**Task data:**
--- Begin ---

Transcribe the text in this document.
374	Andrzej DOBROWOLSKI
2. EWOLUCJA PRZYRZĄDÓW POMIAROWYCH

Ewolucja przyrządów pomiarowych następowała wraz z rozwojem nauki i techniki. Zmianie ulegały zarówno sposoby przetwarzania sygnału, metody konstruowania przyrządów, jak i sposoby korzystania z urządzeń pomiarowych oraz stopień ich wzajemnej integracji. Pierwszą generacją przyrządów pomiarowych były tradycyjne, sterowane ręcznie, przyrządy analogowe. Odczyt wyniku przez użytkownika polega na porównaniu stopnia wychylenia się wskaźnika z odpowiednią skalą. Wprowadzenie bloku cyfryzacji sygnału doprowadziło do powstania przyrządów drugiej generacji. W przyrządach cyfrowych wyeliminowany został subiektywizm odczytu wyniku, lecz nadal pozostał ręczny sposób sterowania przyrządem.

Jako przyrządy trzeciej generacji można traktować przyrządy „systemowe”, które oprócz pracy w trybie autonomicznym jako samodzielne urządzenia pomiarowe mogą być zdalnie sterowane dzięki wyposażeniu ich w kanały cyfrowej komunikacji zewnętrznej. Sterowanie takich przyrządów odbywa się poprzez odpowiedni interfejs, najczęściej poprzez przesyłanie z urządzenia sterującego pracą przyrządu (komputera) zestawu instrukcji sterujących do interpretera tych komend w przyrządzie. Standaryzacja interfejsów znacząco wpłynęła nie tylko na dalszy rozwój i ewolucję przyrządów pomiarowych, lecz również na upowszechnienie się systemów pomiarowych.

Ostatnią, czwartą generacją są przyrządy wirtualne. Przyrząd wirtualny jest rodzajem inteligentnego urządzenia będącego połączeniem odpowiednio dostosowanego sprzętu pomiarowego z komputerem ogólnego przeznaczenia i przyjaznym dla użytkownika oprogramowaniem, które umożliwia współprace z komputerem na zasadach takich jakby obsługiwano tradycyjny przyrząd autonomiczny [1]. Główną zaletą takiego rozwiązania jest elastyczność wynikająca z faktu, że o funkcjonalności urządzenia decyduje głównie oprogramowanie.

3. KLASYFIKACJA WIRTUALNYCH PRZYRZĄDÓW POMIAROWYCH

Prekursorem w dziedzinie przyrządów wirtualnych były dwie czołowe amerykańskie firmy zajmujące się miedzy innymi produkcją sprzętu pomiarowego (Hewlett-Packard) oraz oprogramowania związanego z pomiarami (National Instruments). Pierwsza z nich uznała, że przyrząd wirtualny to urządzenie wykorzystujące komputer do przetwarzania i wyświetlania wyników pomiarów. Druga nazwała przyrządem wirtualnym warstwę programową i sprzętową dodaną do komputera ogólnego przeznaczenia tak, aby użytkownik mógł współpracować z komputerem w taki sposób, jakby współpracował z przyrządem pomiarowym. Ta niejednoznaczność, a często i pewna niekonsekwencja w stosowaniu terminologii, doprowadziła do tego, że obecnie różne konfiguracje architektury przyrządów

--- End ---

**What to produce:** From the first line to the last, retype the data exactly.

**Response for this exercise:**
Transcribe the text in this document.
374	Andrzej DOBROWOLSKI
2. EWOLUCJA PRZYRZĄDÓW POMIAROWYCH

Ewolucja przyrządów pomiarowych następowała wraz z rozwojem nauki i techniki. Zmianie ulegały zarówno sposoby przetwarzania sygnału, metody konstruowania przyrządów, jak i sposoby korzystania z urządzeń pomiarowych oraz stopień ich wzajemnej integracji. Pierwszą generacją przyrządów pomiarowych były tradycyjne, sterowane ręcznie, przyrządy analogowe. Odczyt wyniku przez użytkownika polega na porównaniu stopnia wychylenia się wskaźnika z odpowiednią skalą. Wprowadzenie bloku cyfryzacji sygnału doprowadziło do powstania przyrządów drugiej generacji. W przyrządach cyfrowych wyeliminowany został subiektywizm odczytu wyniku, lecz nadal pozostał ręczny sposób sterowania przyrządem.

Jako przyrządy trzeciej generacji można traktować przyrządy „systemowe”, które oprócz pracy w trybie autonomicznym jako samodzielne urządzenia pomiarowe mogą być zdalnie sterowane dzięki wyposażeniu ich w kanały cyfrowej komunikacji zewnętrznej. Sterowanie takich przyrządów odbywa się poprzez odpowiedni interfejs, najczęściej poprzez przesyłanie z urządzenia sterującego pracą przyrządu (komputera) zestawu instrukcji sterujących do interpretera tych komend w przyrządzie. Standaryzacja interfejsów znacząco wpłynęła nie tylko na dalszy rozwój i ewolucję przyrządów pomiarowych, lecz również na upowszechnienie się systemów pomiarowych.

Ostatnią, czwartą generacją są przyrządy wirtualne. Przyrząd wirtualny jest rodzajem inteligentnego urządzenia będącego połączeniem odpowiednio dostosowanego sprzętu pomiarowego z komputerem ogólnego przeznaczenia i przyjaznym dla użytkownika oprogramowaniem, które umożliwia współprace z komputerem na zasadach takich jakby obsługiwano tradycyjny przyrząd autonomiczny [1]. Główną zaletą takiego rozwiązania jest elastyczność wynikająca z faktu, że o funkcjonalności urządzenia decyduje głównie oprogramowanie.

3. KLASYFIKACJA WIRTUALNYCH PRZYRZĄDÓW POMIAROWYCH

Prekursorem w dziedzinie przyrządów wirtualnych były dwie czołowe amerykańskie firmy zajmujące się miedzy innymi produkcją sprzętu pomiarowego (Hewlett-Packard) oraz oprogramowania związanego z pomiarami (National Instruments). Pierwsza z nich uznała, że przyrząd wirtualny to urządzenie wykorzystujące komputer do przetwarzania i wyświetlania wyników pomiarów. Druga nazwała przyrządem wirtualnym warstwę programową i sprzętową dodaną do komputera ogólnego przeznaczenia tak, aby użytkownik mógł współpracować z komputerem w taki sposób, jakby współpracował z przyrządem pomiarowym. Ta niejednoznaczność, a często i pewna niekonsekwencja w stosowaniu terminologii, doprowadziła do tego, że obecnie różne konfiguracje architektury przyrządów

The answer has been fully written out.